▸ **What is asked**
Copy each line of the material below that includes the string "Energy".

▶

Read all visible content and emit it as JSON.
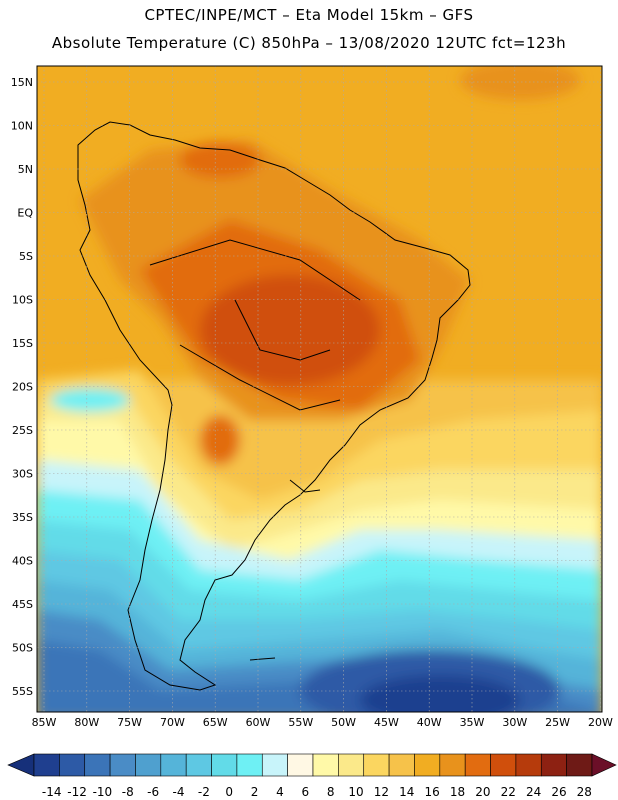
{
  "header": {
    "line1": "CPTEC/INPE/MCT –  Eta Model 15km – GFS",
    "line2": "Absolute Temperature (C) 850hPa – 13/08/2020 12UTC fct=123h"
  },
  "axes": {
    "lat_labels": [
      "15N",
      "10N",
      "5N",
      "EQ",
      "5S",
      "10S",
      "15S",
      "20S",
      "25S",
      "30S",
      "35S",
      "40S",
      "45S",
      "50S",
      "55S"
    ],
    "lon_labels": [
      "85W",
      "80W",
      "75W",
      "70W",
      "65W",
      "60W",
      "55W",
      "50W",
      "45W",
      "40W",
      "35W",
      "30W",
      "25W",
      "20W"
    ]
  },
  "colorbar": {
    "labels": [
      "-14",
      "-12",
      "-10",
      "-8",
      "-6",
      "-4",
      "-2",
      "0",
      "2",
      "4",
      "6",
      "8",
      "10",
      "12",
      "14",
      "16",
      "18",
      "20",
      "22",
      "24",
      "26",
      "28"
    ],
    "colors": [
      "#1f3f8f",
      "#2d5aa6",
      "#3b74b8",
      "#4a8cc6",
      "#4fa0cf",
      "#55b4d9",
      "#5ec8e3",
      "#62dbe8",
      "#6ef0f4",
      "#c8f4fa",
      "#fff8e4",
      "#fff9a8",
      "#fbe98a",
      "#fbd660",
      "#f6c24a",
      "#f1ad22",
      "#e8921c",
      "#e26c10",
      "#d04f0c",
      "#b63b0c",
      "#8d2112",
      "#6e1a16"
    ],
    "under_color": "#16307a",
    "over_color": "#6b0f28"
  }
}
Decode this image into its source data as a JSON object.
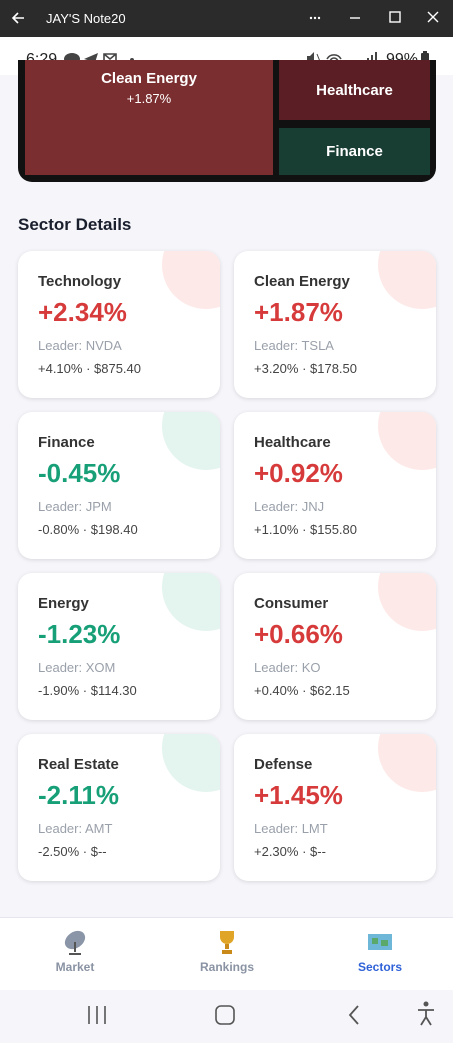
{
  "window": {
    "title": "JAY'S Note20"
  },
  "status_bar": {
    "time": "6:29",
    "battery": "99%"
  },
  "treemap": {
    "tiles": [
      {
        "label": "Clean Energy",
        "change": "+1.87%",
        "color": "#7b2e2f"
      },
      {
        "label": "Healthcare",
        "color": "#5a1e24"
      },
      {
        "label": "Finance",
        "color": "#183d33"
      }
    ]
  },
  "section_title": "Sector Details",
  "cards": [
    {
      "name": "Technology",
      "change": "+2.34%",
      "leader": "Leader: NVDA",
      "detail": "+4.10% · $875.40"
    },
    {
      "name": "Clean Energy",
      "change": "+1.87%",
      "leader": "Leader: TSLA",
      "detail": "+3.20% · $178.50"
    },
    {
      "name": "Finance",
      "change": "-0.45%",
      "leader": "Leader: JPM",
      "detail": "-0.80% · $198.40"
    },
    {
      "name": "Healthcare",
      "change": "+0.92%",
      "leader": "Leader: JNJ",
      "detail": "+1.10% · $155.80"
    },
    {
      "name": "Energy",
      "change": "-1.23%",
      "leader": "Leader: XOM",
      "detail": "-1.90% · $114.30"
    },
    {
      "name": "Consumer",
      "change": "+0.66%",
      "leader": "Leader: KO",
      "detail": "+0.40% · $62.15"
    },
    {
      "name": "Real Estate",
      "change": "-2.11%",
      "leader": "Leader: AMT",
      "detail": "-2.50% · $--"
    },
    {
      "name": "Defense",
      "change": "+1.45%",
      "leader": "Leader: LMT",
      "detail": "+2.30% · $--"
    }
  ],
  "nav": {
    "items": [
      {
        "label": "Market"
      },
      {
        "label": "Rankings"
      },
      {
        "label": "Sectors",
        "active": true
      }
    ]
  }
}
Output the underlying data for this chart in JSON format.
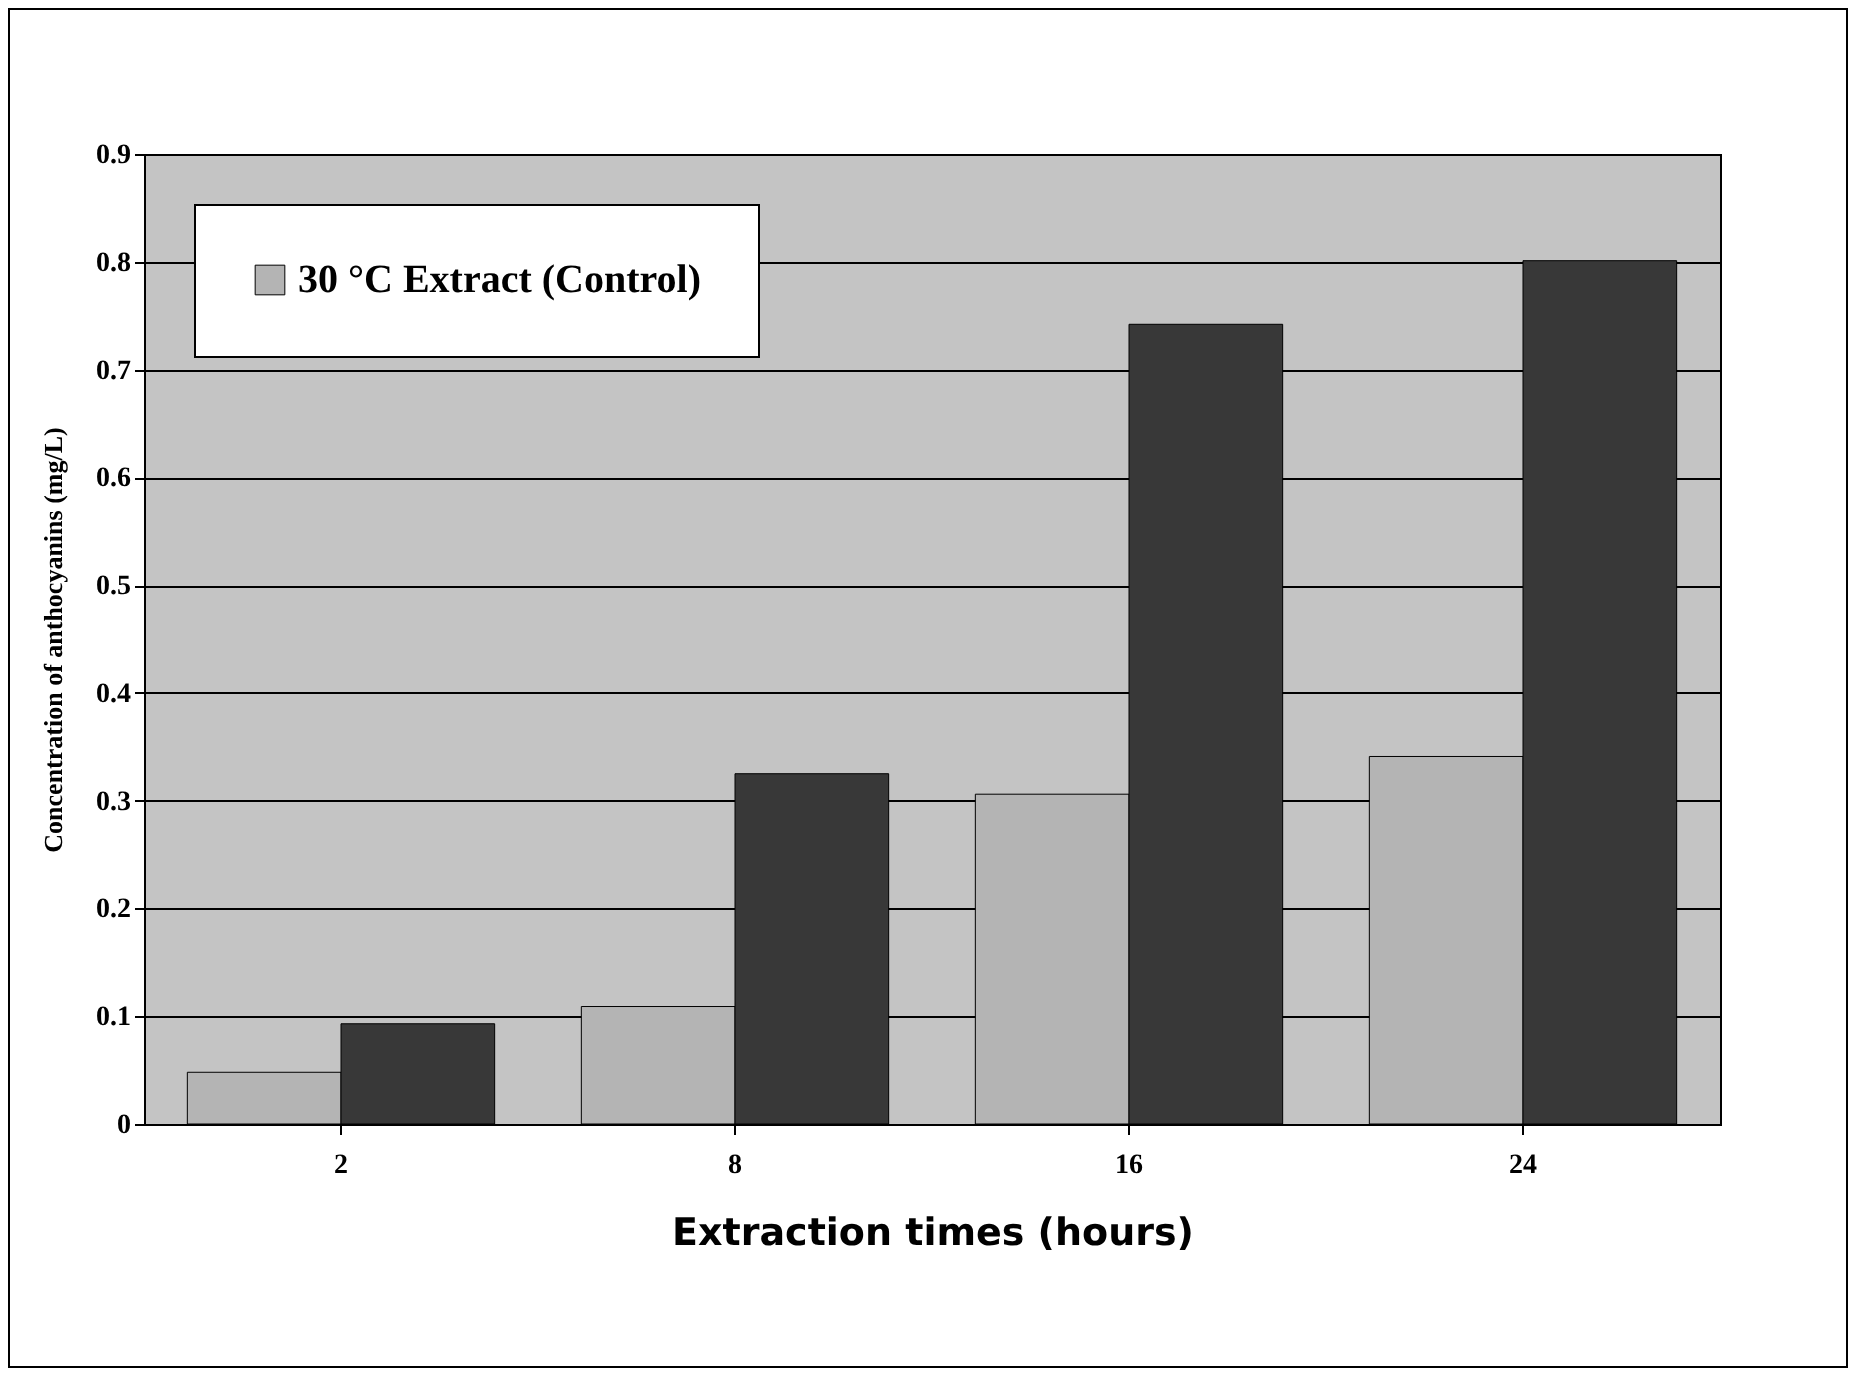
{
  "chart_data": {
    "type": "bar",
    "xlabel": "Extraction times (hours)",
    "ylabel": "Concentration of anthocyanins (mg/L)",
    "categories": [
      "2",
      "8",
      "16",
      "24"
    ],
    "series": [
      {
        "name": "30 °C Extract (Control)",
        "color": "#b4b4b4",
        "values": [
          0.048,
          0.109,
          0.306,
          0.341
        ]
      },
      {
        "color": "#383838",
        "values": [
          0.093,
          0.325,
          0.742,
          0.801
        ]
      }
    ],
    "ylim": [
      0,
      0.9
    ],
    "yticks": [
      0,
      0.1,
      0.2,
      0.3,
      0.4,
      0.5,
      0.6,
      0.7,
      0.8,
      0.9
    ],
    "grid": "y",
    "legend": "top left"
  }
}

◀

▸ **Correct answer**
        "label": "Clean Energy",
      "name": "Clean Energy",
      "name": "Energy",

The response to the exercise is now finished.